:: Given data

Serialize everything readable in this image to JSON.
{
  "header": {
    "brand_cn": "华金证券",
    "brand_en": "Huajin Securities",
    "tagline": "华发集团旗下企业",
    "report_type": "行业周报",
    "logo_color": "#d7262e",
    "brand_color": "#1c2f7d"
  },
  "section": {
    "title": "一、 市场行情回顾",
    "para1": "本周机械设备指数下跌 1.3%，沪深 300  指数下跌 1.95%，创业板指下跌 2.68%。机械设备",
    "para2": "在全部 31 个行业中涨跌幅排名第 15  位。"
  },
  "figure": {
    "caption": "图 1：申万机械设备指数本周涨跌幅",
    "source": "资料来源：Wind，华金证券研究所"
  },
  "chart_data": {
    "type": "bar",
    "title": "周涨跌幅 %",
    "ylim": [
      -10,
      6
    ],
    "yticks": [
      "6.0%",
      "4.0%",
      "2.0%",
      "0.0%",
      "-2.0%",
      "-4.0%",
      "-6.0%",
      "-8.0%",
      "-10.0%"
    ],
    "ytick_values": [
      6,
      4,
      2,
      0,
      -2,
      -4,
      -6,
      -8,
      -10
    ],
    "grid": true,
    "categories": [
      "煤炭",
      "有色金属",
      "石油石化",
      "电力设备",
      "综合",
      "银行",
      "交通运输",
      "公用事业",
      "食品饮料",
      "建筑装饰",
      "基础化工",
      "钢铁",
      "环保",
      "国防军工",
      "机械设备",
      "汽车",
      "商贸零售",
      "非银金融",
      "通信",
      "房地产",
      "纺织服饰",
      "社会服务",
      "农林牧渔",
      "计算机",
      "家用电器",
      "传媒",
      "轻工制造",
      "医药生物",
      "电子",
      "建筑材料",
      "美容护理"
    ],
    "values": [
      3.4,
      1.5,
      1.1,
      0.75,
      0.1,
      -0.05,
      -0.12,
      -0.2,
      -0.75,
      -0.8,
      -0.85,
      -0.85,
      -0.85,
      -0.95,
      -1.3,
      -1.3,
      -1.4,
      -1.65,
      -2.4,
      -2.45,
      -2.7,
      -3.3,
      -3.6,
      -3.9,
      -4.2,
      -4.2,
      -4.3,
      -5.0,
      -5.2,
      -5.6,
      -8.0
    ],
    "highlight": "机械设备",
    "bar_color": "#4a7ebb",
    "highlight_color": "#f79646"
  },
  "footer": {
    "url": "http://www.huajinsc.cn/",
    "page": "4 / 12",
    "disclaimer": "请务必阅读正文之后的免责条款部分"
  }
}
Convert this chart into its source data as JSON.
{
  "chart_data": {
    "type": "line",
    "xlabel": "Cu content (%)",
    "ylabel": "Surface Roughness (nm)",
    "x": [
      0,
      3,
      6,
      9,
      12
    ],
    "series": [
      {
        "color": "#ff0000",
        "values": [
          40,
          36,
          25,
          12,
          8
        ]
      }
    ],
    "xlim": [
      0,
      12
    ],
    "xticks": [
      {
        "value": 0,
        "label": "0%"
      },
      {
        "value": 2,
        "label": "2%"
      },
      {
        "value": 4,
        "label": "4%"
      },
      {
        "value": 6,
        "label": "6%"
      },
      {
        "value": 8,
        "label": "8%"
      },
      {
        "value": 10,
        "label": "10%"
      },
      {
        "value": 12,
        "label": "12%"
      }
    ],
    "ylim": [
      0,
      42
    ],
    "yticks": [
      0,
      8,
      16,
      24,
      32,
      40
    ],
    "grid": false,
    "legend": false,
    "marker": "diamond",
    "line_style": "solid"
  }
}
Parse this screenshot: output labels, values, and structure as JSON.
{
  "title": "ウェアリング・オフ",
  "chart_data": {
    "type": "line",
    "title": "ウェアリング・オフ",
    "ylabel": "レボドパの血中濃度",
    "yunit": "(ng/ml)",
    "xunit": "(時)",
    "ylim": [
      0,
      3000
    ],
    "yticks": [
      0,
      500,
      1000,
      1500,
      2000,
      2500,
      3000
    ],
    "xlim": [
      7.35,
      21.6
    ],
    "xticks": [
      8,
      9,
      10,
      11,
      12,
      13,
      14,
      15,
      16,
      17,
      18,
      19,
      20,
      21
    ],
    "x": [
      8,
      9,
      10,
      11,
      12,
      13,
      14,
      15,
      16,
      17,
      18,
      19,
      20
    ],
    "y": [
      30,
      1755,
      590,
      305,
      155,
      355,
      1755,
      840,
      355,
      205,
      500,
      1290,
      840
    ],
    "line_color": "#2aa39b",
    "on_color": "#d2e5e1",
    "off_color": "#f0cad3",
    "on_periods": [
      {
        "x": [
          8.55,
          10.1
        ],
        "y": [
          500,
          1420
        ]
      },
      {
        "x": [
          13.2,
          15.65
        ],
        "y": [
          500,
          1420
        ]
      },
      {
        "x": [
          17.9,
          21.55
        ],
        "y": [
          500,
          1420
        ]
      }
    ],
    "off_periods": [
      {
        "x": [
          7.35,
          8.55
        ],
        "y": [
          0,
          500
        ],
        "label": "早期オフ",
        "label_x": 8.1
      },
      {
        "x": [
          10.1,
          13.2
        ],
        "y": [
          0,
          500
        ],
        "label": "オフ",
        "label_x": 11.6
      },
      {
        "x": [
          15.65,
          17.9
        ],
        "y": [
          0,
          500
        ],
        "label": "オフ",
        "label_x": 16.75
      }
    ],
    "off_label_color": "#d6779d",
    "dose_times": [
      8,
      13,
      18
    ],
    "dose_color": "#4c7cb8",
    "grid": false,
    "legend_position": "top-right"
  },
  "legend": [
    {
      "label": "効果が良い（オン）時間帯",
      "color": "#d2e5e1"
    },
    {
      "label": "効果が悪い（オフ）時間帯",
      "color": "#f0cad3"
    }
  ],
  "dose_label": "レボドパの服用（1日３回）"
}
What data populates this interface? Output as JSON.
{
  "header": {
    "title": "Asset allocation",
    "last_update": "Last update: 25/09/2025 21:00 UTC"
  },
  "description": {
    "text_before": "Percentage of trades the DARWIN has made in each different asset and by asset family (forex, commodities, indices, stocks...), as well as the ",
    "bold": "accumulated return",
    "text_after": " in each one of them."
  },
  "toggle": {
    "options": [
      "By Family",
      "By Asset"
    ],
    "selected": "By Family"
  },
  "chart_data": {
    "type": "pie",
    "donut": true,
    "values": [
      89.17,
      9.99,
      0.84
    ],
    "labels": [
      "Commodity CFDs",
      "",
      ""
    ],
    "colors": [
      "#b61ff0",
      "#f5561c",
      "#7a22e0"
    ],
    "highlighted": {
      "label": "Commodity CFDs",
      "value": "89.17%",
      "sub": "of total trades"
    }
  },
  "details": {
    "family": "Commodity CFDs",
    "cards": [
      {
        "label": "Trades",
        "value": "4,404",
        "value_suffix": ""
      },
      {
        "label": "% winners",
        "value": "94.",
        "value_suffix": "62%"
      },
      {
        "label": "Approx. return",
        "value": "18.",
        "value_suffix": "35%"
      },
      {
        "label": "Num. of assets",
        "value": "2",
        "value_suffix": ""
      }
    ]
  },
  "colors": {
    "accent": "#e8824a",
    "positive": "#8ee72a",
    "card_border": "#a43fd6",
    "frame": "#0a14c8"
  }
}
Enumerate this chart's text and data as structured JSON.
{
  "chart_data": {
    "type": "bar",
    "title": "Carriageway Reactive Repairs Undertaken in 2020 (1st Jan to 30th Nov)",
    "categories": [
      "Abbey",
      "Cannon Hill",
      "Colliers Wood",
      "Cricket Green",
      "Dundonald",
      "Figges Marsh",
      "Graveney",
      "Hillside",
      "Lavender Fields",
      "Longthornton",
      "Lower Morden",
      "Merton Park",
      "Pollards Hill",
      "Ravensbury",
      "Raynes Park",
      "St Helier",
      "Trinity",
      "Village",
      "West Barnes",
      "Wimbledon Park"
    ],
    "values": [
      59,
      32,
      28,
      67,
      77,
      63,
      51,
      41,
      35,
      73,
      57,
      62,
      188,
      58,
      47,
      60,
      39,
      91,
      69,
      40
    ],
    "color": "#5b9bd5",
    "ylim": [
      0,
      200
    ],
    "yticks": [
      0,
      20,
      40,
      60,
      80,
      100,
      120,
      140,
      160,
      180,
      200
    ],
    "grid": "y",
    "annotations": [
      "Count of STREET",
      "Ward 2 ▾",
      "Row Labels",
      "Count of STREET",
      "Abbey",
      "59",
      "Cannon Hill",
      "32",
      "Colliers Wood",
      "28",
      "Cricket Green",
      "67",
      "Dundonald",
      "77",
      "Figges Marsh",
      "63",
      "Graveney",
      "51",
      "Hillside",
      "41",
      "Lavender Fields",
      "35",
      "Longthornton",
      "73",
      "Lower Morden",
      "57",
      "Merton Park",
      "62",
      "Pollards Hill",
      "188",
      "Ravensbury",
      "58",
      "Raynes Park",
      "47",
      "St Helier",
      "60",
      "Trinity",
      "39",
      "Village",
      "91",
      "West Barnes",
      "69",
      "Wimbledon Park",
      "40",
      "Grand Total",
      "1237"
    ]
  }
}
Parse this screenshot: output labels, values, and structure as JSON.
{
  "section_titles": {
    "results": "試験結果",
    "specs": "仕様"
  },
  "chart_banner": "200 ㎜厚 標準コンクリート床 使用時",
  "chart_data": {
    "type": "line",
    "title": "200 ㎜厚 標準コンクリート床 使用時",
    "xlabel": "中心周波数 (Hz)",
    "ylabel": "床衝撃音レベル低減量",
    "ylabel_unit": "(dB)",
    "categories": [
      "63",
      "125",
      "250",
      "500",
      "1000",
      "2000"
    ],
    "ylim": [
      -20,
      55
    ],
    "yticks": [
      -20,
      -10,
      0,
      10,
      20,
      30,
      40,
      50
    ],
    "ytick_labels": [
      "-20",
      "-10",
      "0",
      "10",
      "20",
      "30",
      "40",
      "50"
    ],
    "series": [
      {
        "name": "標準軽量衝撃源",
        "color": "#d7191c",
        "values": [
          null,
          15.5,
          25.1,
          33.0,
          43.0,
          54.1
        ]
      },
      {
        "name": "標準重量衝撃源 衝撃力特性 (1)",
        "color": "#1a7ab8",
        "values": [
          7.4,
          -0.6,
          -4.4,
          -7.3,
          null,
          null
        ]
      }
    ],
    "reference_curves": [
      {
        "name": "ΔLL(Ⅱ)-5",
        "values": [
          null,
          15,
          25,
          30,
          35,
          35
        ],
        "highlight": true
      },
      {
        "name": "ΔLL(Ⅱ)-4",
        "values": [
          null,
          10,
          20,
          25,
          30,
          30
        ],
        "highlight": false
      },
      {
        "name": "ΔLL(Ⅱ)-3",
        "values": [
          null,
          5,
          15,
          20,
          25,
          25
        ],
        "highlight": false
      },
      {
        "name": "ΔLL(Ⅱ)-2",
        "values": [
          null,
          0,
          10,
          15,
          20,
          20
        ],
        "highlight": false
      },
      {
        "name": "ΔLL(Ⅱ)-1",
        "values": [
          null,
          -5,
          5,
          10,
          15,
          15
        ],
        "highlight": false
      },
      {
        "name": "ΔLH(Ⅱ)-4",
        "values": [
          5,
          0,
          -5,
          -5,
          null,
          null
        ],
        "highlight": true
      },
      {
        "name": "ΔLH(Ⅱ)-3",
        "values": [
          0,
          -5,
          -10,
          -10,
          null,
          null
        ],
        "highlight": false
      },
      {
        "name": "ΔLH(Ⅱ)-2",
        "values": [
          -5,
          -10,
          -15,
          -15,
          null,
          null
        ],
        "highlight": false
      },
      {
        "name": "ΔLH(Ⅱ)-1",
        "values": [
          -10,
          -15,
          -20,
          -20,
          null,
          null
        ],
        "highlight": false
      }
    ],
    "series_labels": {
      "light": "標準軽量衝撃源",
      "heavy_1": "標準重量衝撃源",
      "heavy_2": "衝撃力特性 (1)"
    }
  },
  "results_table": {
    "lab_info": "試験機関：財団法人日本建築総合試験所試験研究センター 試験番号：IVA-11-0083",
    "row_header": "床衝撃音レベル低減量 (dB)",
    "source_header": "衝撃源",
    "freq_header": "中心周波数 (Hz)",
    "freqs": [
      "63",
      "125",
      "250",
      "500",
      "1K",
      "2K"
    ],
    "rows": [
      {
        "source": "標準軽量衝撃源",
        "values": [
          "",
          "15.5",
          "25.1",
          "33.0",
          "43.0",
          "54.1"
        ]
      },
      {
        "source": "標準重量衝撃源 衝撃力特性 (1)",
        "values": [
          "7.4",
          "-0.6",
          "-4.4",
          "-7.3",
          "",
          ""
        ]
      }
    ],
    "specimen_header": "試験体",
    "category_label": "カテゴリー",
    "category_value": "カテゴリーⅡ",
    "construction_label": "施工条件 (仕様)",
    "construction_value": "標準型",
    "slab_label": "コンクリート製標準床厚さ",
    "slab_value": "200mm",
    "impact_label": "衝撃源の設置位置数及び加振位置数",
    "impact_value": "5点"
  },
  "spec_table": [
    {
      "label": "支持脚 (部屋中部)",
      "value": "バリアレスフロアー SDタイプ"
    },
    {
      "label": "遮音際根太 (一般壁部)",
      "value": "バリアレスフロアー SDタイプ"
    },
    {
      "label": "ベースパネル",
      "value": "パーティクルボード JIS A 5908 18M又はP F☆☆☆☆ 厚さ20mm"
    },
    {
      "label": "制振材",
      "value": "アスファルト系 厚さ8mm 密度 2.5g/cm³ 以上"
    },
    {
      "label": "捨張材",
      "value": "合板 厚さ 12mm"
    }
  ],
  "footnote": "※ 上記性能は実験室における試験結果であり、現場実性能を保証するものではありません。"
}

::::

How many lines in the records above contain the word "this"? Reply with the number and nothing more.

6